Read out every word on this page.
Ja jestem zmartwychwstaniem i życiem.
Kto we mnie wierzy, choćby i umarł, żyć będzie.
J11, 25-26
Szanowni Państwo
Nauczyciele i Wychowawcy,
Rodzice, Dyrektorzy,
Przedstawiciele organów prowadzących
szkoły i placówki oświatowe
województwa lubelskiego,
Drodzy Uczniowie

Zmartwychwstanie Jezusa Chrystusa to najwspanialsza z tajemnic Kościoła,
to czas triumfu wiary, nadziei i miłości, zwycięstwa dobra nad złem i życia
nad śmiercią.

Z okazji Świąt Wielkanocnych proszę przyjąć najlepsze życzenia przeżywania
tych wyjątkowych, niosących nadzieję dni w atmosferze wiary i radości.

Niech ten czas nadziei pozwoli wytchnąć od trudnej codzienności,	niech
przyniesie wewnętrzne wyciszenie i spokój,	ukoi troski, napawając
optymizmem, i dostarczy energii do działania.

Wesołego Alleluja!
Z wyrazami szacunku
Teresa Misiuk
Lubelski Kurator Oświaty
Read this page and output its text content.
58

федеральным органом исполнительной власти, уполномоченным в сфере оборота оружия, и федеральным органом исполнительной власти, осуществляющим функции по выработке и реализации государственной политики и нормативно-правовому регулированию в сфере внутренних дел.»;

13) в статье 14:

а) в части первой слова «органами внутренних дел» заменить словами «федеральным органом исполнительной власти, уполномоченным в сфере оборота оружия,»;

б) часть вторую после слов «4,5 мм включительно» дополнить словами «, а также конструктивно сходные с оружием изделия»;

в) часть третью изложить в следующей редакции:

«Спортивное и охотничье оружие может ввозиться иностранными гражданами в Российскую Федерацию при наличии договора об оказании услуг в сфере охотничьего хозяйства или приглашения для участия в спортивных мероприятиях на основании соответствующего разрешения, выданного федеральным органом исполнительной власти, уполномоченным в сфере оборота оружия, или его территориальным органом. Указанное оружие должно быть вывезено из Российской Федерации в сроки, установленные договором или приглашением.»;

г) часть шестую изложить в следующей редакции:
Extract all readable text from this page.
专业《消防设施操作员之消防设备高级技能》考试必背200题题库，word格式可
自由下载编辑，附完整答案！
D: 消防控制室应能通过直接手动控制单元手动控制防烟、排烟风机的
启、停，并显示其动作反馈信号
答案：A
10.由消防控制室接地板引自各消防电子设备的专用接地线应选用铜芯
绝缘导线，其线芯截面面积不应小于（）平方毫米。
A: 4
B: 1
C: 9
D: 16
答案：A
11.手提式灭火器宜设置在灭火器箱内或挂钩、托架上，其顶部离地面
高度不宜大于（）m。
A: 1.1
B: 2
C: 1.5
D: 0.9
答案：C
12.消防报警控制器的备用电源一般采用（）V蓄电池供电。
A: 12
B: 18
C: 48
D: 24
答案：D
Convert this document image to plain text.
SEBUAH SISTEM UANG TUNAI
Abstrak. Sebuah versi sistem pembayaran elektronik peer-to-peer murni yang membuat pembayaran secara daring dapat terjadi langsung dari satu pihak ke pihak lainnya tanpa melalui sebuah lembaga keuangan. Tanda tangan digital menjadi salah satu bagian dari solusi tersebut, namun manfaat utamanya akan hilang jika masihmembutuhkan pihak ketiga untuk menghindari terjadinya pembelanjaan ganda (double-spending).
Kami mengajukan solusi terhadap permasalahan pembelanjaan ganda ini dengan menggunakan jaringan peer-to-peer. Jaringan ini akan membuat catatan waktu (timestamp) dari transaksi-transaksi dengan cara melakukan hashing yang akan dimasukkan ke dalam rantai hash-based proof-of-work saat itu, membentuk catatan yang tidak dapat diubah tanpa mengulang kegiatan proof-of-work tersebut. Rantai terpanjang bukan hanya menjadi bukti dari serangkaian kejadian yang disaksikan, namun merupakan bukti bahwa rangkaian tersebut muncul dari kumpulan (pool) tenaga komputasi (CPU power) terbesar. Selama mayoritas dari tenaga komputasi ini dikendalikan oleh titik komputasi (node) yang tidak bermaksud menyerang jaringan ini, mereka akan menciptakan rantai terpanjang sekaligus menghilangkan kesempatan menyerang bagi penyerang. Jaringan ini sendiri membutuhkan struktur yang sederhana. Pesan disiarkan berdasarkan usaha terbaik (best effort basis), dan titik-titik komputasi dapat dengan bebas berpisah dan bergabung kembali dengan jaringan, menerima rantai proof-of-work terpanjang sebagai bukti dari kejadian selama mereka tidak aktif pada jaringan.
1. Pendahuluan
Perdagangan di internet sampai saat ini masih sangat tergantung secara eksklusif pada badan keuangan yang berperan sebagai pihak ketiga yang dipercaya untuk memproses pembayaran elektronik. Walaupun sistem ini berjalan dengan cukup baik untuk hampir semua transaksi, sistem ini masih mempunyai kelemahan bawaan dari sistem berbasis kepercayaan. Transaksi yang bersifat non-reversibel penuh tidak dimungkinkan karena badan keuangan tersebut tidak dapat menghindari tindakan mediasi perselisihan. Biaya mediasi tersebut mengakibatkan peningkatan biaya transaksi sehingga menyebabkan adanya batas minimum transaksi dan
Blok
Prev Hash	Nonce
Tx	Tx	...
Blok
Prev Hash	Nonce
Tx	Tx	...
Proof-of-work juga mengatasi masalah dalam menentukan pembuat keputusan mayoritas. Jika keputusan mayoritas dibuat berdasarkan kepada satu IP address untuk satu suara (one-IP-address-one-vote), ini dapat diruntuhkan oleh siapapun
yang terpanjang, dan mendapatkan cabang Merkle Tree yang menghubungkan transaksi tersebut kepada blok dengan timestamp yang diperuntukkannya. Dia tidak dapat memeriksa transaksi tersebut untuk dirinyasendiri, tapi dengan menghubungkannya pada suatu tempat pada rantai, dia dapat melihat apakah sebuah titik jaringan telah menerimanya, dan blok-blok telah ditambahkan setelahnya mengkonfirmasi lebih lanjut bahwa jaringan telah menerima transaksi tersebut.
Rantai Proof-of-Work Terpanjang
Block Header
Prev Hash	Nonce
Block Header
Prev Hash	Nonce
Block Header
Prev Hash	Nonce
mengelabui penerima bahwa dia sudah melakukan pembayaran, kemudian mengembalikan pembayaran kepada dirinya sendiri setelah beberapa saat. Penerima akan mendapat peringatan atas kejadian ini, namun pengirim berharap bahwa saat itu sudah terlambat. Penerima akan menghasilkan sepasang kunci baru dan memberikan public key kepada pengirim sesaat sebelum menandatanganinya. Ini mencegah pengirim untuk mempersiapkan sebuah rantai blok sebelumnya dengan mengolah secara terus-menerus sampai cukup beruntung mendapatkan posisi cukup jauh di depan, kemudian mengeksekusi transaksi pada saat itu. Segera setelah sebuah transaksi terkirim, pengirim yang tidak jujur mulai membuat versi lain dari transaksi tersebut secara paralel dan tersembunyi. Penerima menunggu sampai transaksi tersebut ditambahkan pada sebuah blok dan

_Exercise requirements:_ Copy out all of the records shown above exactly.

_Solution for this problem:_
Read out every word on this page.
Ja jestem zmartwychwstaniem i życiem.
Kto we mnie wierzy, choćby i umarł, żyć będzie.
J11, 25-26
Szanowni Państwo
Nauczyciele i Wychowawcy,
Rodzice, Dyrektorzy,
Przedstawiciele organów prowadzących
szkoły i placówki oświatowe
województwa lubelskiego,
Drodzy Uczniowie

Zmartwychwstanie Jezusa Chrystusa to najwspanialsza z tajemnic Kościoła,
to czas triumfu wiary, nadziei i miłości, zwycięstwa dobra nad złem i życia
nad śmiercią.

Z okazji Świąt Wielkanocnych proszę przyjąć najlepsze życzenia przeżywania
tych wyjątkowych, niosących nadzieję dni w atmosferze wiary i radości.

Niech ten czas nadziei pozwoli wytchnąć od trudnej codzienności,	niech
przyniesie wewnętrzne wyciszenie i spokój,	ukoi troski, napawając
optymizmem, i dostarczy energii do działania.

Wesołego Alleluja!
Z wyrazami szacunku
Teresa Misiuk
Lubelski Kurator Oświaty
Read this page and output its text content.
58

федеральным органом исполнительной власти, уполномоченным в сфере оборота оружия, и федеральным органом исполнительной власти, осуществляющим функции по выработке и реализации государственной политики и нормативно-правовому регулированию в сфере внутренних дел.»;

13) в статье 14:

а) в части первой слова «органами внутренних дел» заменить словами «федеральным органом исполнительной власти, уполномоченным в сфере оборота оружия,»;

б) часть вторую после слов «4,5 мм включительно» дополнить словами «, а также конструктивно сходные с оружием изделия»;

в) часть третью изложить в следующей редакции:

«Спортивное и охотничье оружие может ввозиться иностранными гражданами в Российскую Федерацию при наличии договора об оказании услуг в сфере охотничьего хозяйства или приглашения для участия в спортивных мероприятиях на основании соответствующего разрешения, выданного федеральным органом исполнительной власти, уполномоченным в сфере оборота оружия, или его территориальным органом. Указанное оружие должно быть вывезено из Российской Федерации в сроки, установленные договором или приглашением.»;

г) часть шестую изложить в следующей редакции:
Extract all readable text from this page.
专业《消防设施操作员之消防设备高级技能》考试必背200题题库，word格式可
自由下载编辑，附完整答案！
D: 消防控制室应能通过直接手动控制单元手动控制防烟、排烟风机的
启、停，并显示其动作反馈信号
答案：A
10.由消防控制室接地板引自各消防电子设备的专用接地线应选用铜芯
绝缘导线，其线芯截面面积不应小于（）平方毫米。
A: 4
B: 1
C: 9
D: 16
答案：A
11.手提式灭火器宜设置在灭火器箱内或挂钩、托架上，其顶部离地面
高度不宜大于（）m。
A: 1.1
B: 2
C: 1.5
D: 0.9
答案：C
12.消防报警控制器的备用电源一般采用（）V蓄电池供电。
A: 12
B: 18
C: 48
D: 24
答案：D
Convert this document image to plain text.
SEBUAH SISTEM UANG TUNAI
Abstrak. Sebuah versi sistem pembayaran elektronik peer-to-peer murni yang membuat pembayaran secara daring dapat terjadi langsung dari satu pihak ke pihak lainnya tanpa melalui sebuah lembaga keuangan. Tanda tangan digital menjadi salah satu bagian dari solusi tersebut, namun manfaat utamanya akan hilang jika masihmembutuhkan pihak ketiga untuk menghindari terjadinya pembelanjaan ganda (double-spending).
Kami mengajukan solusi terhadap permasalahan pembelanjaan ganda ini dengan menggunakan jaringan peer-to-peer. Jaringan ini akan membuat catatan waktu (timestamp) dari transaksi-transaksi dengan cara melakukan hashing yang akan dimasukkan ke dalam rantai hash-based proof-of-work saat itu, membentuk catatan yang tidak dapat diubah tanpa mengulang kegiatan proof-of-work tersebut. Rantai terpanjang bukan hanya menjadi bukti dari serangkaian kejadian yang disaksikan, namun merupakan bukti bahwa rangkaian tersebut muncul dari kumpulan (pool) tenaga komputasi (CPU power) terbesar. Selama mayoritas dari tenaga komputasi ini dikendalikan oleh titik komputasi (node) yang tidak bermaksud menyerang jaringan ini, mereka akan menciptakan rantai terpanjang sekaligus menghilangkan kesempatan menyerang bagi penyerang. Jaringan ini sendiri membutuhkan struktur yang sederhana. Pesan disiarkan berdasarkan usaha terbaik (best effort basis), dan titik-titik komputasi dapat dengan bebas berpisah dan bergabung kembali dengan jaringan, menerima rantai proof-of-work terpanjang sebagai bukti dari kejadian selama mereka tidak aktif pada jaringan.
1. Pendahuluan
Perdagangan di internet sampai saat ini masih sangat tergantung secara eksklusif pada badan keuangan yang berperan sebagai pihak ketiga yang dipercaya untuk memproses pembayaran elektronik. Walaupun sistem ini berjalan dengan cukup baik untuk hampir semua transaksi, sistem ini masih mempunyai kelemahan bawaan dari sistem berbasis kepercayaan. Transaksi yang bersifat non-reversibel penuh tidak dimungkinkan karena badan keuangan tersebut tidak dapat menghindari tindakan mediasi perselisihan. Biaya mediasi tersebut mengakibatkan peningkatan biaya transaksi sehingga menyebabkan adanya batas minimum transaksi dan
Blok
Prev Hash	Nonce
Tx	Tx	...
Blok
Prev Hash	Nonce
Tx	Tx	...
Proof-of-work juga mengatasi masalah dalam menentukan pembuat keputusan mayoritas. Jika keputusan mayoritas dibuat berdasarkan kepada satu IP address untuk satu suara (one-IP-address-one-vote), ini dapat diruntuhkan oleh siapapun
yang terpanjang, dan mendapatkan cabang Merkle Tree yang menghubungkan transaksi tersebut kepada blok dengan timestamp yang diperuntukkannya. Dia tidak dapat memeriksa transaksi tersebut untuk dirinyasendiri, tapi dengan menghubungkannya pada suatu tempat pada rantai, dia dapat melihat apakah sebuah titik jaringan telah menerimanya, dan blok-blok telah ditambahkan setelahnya mengkonfirmasi lebih lanjut bahwa jaringan telah menerima transaksi tersebut.
Rantai Proof-of-Work Terpanjang
Block Header
Prev Hash	Nonce
Block Header
Prev Hash	Nonce
Block Header
Prev Hash	Nonce
mengelabui penerima bahwa dia sudah melakukan pembayaran, kemudian mengembalikan pembayaran kepada dirinya sendiri setelah beberapa saat. Penerima akan mendapat peringatan atas kejadian ini, namun pengirim berharap bahwa saat itu sudah terlambat. Penerima akan menghasilkan sepasang kunci baru dan memberikan public key kepada pengirim sesaat sebelum menandatanganinya. Ini mencegah pengirim untuk mempersiapkan sebuah rantai blok sebelumnya dengan mengolah secara terus-menerus sampai cukup beruntung mendapatkan posisi cukup jauh di depan, kemudian mengeksekusi transaksi pada saat itu. Segera setelah sebuah transaksi terkirim, pengirim yang tidak jujur mulai membuat versi lain dari transaksi tersebut secara paralel dan tersembunyi. Penerima menunggu sampai transaksi tersebut ditambahkan pada sebuah blok dan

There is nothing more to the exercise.